** start Data in this exercise **

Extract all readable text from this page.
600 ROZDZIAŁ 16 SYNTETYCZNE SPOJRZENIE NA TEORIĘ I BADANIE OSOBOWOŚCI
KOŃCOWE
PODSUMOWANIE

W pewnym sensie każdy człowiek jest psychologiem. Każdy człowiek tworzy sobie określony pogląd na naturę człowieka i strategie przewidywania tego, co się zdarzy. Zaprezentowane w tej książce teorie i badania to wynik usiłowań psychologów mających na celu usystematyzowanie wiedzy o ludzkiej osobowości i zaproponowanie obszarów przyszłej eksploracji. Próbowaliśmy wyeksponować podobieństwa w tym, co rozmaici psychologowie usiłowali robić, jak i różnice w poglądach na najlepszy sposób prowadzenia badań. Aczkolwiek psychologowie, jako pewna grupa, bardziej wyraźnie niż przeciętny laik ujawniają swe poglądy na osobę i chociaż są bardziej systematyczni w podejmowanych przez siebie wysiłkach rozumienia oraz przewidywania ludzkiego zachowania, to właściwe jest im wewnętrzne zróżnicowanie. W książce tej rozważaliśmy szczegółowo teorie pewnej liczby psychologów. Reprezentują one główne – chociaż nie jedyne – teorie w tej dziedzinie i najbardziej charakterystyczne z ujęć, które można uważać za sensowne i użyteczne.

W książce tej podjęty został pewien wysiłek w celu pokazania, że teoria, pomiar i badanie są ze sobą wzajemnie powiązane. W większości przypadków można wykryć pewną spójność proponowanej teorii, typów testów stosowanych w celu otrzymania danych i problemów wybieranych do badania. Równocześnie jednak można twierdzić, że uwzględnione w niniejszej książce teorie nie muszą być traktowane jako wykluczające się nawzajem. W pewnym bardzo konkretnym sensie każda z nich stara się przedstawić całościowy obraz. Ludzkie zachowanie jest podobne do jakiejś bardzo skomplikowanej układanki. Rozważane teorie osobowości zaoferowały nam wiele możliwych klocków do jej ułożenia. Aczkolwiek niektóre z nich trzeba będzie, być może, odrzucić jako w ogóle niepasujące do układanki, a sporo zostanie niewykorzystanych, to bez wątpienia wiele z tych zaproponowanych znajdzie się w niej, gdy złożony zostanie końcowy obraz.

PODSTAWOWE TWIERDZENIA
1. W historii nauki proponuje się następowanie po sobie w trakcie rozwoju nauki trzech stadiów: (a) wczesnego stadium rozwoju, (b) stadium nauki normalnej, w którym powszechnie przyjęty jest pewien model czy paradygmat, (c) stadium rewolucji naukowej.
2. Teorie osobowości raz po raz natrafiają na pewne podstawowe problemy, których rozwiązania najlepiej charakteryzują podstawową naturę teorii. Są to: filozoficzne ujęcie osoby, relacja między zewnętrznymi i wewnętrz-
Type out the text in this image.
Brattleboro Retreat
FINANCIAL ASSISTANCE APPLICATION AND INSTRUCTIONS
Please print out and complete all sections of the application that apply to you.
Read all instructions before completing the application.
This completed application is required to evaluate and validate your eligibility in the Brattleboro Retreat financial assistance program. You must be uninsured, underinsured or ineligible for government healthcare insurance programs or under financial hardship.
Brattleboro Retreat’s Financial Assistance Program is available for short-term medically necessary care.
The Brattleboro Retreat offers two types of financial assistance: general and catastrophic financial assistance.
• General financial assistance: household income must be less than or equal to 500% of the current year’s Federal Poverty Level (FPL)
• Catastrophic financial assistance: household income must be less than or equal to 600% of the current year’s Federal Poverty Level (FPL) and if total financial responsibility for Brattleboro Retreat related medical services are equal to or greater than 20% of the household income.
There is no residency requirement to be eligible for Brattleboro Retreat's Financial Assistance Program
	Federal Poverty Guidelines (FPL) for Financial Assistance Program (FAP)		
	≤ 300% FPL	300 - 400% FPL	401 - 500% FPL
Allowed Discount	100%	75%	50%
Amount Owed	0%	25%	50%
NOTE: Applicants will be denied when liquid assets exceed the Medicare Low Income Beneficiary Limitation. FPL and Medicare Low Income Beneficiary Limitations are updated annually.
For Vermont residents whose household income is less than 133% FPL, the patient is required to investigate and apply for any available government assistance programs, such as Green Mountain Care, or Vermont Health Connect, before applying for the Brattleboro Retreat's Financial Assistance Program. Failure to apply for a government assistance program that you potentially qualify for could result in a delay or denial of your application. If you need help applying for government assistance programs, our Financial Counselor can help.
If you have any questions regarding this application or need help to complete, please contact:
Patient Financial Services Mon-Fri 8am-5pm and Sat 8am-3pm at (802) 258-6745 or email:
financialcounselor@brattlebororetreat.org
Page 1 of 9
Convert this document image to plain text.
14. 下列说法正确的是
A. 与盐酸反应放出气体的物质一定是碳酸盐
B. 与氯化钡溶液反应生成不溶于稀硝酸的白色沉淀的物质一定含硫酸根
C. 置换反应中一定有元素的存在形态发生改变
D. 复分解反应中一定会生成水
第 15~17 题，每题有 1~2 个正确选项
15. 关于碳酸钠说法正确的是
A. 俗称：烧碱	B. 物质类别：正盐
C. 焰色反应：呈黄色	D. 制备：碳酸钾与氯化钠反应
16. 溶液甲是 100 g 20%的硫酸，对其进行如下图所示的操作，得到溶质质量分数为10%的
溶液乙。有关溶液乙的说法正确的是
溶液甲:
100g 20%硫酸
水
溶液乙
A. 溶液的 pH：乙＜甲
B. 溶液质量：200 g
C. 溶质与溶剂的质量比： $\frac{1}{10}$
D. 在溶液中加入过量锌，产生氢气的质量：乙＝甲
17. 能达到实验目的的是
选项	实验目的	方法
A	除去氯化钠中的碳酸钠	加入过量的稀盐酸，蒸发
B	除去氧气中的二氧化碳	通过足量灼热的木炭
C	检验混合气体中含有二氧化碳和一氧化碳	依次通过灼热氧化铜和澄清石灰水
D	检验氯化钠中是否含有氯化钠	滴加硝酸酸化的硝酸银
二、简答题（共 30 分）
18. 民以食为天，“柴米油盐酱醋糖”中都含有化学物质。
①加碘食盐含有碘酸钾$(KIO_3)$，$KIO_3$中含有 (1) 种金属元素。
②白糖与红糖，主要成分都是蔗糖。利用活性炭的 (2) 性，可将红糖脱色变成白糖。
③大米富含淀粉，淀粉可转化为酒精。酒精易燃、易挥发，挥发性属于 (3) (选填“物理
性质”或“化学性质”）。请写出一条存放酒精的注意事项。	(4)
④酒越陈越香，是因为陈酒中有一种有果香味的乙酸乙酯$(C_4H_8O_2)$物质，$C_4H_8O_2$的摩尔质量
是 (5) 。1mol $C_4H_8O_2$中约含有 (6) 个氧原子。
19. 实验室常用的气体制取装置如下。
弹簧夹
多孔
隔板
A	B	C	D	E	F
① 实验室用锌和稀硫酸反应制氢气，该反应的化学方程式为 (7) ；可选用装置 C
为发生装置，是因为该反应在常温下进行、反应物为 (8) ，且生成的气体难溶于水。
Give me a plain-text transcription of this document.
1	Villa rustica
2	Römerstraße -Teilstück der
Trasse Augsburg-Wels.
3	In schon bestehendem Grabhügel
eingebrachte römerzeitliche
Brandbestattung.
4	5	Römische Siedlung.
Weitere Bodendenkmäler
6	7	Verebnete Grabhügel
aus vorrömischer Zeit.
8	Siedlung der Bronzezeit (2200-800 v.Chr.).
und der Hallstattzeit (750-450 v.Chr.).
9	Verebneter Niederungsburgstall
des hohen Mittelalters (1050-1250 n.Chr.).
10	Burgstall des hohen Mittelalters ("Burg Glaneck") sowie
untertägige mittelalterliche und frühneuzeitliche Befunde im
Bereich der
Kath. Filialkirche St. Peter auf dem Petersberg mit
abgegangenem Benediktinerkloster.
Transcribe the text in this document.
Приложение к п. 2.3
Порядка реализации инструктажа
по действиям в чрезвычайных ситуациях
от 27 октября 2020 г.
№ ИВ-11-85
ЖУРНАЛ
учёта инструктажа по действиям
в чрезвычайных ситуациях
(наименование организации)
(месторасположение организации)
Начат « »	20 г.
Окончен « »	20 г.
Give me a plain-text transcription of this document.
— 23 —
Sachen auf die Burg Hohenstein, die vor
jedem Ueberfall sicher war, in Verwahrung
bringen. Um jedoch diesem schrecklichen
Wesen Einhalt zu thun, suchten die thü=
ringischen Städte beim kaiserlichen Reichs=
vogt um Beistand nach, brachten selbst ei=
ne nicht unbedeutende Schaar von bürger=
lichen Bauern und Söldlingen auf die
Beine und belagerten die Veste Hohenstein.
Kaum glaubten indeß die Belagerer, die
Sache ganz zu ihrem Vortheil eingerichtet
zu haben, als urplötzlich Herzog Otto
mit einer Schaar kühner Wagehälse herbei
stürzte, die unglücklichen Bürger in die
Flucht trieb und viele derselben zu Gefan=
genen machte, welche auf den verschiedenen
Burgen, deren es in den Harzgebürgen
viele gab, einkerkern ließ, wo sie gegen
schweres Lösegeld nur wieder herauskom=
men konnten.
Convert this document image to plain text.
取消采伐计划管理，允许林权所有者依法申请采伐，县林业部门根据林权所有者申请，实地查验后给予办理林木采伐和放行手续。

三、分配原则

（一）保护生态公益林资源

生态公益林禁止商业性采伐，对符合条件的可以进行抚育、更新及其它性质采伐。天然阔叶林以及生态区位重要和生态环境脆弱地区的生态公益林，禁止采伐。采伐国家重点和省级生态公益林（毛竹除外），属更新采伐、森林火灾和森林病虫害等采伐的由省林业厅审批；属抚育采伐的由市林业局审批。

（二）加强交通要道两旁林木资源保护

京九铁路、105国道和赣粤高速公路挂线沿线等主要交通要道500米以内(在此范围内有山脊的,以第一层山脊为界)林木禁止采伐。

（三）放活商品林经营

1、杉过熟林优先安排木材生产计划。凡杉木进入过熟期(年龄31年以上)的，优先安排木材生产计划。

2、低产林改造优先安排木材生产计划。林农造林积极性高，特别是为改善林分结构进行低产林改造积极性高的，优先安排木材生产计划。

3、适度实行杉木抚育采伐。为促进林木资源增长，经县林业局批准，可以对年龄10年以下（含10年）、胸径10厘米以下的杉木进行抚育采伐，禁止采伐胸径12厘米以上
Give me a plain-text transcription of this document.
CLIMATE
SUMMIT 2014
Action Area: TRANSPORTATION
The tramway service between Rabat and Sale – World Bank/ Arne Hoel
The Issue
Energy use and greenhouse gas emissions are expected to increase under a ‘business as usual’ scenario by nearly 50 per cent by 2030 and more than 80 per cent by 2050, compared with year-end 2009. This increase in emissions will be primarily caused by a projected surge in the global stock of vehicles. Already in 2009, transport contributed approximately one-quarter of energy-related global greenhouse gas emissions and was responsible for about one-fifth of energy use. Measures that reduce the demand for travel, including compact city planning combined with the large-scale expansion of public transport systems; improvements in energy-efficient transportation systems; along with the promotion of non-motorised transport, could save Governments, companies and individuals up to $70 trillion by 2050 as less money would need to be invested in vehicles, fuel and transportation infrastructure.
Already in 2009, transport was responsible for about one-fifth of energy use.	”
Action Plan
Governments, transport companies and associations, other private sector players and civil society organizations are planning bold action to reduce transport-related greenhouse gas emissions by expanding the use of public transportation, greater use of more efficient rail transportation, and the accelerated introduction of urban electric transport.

** end Data in this exercise **

■ What you need to do: Return all lines of the material above in which the word "Poverty" occurs.

■ Answer to the task:
• General financial assistance: household income must be less than or equal to 500% of the current year’s Federal Poverty Level (FPL)
• Catastrophic financial assistance: household income must be less than or equal to 600% of the current year’s Federal Poverty Level (FPL) and if total financial responsibility for Brattleboro Retreat related medical services are equal to or greater than 20% of the household income.
	Federal Poverty Guidelines (FPL) for Financial Assistance Program (FAP)		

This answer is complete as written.